- [What needs to be done]:
Go through the records and show each line where the word "Duplicate" occurs.

- [Input material]:
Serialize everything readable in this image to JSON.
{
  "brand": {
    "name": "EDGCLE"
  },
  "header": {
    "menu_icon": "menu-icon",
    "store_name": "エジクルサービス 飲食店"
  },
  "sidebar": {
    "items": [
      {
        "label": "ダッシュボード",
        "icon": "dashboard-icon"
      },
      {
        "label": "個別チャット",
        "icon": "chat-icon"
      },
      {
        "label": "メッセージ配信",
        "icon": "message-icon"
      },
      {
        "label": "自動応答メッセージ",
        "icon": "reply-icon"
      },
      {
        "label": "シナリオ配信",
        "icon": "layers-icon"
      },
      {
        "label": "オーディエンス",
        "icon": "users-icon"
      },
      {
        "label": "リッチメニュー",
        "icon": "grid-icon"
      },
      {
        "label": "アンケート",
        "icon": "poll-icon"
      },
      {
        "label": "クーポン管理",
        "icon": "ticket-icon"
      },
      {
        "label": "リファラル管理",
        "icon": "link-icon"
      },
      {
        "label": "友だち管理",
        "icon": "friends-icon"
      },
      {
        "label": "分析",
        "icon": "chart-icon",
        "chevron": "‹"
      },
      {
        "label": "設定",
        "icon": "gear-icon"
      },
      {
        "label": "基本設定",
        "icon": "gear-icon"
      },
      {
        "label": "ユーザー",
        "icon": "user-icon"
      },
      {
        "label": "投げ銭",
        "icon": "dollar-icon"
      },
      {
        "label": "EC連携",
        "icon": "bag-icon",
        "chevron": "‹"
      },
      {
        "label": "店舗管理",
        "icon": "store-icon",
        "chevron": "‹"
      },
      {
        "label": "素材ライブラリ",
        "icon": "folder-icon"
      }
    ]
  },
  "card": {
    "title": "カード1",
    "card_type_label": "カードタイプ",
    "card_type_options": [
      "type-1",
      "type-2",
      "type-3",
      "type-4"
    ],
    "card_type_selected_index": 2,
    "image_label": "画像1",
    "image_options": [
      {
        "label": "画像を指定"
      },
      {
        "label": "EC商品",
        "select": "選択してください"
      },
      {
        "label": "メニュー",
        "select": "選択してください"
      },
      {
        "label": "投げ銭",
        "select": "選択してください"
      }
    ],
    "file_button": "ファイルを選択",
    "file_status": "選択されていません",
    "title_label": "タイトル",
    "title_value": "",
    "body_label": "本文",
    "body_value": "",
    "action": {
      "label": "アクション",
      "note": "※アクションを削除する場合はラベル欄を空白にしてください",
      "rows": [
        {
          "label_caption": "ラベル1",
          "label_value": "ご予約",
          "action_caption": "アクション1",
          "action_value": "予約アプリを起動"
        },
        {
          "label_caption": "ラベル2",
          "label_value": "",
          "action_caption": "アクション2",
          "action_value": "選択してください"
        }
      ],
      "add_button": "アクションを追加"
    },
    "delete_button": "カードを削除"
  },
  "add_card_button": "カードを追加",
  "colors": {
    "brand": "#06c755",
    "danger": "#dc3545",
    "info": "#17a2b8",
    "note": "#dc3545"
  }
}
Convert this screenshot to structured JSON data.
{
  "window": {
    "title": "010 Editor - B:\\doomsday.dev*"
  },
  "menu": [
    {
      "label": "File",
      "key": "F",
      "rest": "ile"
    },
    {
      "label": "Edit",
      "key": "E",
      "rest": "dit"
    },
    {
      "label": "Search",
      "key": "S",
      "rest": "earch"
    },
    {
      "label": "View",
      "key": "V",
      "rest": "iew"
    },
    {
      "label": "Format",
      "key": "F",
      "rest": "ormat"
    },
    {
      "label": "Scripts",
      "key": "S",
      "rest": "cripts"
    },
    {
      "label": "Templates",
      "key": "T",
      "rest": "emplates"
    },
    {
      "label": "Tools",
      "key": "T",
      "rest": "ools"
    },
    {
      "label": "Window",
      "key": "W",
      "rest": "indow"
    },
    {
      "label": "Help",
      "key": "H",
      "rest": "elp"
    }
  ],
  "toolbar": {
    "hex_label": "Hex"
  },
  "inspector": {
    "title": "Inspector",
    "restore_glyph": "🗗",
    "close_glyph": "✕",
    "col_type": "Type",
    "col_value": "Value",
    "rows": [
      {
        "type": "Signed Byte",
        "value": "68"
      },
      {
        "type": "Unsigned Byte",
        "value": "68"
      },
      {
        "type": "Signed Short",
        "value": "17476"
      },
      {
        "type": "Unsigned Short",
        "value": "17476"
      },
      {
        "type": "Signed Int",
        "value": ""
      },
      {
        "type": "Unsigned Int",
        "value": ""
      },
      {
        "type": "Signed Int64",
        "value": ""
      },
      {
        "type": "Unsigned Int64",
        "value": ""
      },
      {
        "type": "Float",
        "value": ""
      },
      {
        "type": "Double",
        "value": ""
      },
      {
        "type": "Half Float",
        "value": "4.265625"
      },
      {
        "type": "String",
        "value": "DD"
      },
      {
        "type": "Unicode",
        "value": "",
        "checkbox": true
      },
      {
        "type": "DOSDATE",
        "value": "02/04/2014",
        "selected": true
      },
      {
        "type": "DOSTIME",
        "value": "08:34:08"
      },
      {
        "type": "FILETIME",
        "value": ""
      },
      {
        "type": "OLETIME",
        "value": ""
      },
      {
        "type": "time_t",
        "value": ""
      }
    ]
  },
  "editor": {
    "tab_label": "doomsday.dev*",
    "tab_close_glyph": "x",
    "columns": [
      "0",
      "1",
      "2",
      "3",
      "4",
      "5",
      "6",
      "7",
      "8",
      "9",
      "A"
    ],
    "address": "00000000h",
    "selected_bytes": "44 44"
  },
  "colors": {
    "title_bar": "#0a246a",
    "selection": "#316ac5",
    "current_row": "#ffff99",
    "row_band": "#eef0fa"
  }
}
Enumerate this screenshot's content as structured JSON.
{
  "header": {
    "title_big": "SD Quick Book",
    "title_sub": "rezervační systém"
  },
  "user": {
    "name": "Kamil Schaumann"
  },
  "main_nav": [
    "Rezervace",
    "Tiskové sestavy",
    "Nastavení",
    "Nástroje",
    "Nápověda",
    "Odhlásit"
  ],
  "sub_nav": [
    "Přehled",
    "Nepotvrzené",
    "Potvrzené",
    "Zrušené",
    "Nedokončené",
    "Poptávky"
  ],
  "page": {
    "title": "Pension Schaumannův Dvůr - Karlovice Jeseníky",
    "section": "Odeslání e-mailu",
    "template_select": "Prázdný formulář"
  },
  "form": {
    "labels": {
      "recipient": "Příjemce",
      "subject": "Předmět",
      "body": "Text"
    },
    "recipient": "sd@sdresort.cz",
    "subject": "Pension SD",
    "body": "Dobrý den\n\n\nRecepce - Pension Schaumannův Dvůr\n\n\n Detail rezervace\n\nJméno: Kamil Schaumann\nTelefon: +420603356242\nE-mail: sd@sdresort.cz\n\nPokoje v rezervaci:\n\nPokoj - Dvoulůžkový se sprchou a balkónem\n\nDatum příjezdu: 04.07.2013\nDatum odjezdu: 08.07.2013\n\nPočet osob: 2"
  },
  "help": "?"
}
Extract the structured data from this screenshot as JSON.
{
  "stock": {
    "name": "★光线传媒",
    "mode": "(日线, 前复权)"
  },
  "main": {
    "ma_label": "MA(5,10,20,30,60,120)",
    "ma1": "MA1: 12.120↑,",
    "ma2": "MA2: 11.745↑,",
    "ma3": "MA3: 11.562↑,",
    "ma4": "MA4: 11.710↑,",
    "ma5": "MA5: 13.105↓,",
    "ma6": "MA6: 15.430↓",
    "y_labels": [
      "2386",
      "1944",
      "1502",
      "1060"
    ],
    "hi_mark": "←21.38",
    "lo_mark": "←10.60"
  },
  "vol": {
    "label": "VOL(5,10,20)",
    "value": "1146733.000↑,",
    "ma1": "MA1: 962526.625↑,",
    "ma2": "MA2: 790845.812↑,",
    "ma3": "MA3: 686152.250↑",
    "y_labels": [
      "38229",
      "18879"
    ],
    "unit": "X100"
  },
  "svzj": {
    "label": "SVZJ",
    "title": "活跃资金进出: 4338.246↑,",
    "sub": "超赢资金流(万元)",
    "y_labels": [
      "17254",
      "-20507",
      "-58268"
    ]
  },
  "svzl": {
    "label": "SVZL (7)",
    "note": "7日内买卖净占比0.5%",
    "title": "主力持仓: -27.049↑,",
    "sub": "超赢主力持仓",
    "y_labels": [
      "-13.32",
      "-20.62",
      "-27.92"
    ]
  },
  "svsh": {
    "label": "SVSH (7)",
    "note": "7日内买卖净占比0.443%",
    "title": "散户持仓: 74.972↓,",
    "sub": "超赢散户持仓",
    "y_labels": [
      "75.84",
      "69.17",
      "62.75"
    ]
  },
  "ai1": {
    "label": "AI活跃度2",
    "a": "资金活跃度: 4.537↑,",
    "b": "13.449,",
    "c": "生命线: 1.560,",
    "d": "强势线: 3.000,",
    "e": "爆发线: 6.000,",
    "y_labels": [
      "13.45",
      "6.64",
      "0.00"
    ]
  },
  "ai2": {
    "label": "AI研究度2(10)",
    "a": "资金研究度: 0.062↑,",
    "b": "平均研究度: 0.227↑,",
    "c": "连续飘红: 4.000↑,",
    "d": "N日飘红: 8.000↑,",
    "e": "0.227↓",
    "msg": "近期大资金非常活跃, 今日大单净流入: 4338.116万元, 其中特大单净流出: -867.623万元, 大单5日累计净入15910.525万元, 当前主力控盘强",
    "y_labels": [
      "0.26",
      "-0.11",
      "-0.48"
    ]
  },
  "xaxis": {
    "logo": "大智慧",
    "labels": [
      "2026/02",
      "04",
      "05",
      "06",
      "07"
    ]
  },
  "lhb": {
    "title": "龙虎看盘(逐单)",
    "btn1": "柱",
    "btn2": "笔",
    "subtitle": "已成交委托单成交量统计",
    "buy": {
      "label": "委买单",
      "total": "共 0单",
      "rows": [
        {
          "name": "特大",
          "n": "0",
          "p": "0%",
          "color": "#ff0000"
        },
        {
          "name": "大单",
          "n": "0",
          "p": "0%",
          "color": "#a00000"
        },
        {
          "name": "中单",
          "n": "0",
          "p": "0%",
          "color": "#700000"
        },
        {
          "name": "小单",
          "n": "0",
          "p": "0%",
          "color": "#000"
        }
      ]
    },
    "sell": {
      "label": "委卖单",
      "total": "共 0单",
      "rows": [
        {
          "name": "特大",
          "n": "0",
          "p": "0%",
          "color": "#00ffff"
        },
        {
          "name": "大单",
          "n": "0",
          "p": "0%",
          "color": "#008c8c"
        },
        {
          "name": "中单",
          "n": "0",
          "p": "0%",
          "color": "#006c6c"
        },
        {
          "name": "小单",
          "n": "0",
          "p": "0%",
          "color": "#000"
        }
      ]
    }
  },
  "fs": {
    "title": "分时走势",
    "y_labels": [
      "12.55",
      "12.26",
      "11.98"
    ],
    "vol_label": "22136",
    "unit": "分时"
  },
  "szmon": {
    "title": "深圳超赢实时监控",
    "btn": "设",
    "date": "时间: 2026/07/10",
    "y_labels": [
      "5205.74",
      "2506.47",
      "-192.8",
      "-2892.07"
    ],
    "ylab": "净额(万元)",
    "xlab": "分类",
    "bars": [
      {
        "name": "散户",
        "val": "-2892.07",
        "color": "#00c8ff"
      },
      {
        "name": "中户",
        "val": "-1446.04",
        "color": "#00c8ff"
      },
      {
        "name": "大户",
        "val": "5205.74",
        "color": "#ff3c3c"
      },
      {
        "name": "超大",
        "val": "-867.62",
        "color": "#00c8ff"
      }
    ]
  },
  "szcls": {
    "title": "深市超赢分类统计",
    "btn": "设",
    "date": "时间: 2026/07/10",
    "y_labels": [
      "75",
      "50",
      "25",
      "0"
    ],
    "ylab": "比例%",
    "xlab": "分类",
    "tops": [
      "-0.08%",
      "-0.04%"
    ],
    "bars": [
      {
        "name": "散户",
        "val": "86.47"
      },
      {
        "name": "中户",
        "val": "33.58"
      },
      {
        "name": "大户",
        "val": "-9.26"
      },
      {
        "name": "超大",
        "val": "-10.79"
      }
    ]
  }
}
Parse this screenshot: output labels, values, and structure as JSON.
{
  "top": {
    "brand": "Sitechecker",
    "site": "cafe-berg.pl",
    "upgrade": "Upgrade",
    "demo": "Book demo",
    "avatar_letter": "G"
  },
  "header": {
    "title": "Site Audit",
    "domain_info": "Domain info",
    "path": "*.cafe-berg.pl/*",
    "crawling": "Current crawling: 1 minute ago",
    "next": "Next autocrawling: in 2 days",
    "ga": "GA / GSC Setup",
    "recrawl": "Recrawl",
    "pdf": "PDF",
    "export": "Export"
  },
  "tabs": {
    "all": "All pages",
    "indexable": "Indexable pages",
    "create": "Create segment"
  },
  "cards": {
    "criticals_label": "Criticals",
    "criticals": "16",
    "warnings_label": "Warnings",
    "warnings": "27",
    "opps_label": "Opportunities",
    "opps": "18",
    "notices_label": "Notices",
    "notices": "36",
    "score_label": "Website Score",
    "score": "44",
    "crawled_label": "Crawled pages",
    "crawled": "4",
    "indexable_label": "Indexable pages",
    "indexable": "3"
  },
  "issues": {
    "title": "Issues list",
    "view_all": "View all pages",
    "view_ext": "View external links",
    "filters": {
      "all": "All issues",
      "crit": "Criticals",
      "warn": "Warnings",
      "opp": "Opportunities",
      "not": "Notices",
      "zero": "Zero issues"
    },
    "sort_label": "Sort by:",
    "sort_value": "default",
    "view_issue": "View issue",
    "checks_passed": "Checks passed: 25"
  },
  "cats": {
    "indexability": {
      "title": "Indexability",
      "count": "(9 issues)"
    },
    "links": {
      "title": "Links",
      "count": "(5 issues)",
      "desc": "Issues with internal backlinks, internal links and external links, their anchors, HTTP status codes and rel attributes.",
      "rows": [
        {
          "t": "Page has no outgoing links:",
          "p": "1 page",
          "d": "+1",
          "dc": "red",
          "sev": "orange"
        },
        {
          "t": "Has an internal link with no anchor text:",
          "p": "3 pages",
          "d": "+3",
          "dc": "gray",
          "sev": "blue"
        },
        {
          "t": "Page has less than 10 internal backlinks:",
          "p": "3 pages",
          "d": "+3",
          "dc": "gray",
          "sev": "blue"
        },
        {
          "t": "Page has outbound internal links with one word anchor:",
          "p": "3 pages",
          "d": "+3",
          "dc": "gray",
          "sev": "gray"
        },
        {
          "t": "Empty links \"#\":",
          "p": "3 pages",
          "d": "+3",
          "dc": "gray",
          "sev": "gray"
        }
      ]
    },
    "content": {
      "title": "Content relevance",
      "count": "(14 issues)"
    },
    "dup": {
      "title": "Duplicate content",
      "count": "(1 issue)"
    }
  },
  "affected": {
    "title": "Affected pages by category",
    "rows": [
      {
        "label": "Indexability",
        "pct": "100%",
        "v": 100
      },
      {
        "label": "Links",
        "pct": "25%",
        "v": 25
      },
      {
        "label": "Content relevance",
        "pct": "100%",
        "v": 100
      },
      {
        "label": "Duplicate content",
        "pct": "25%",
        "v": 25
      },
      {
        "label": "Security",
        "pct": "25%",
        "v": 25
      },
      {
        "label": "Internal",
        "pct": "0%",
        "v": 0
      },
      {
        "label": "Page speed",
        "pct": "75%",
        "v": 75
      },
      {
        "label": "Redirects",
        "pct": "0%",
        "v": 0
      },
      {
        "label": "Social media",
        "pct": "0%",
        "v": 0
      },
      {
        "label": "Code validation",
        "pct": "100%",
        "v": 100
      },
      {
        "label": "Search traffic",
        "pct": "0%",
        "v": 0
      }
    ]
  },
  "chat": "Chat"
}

- [The output]:
      "title": "Duplicate content",
        "label": "Duplicate content",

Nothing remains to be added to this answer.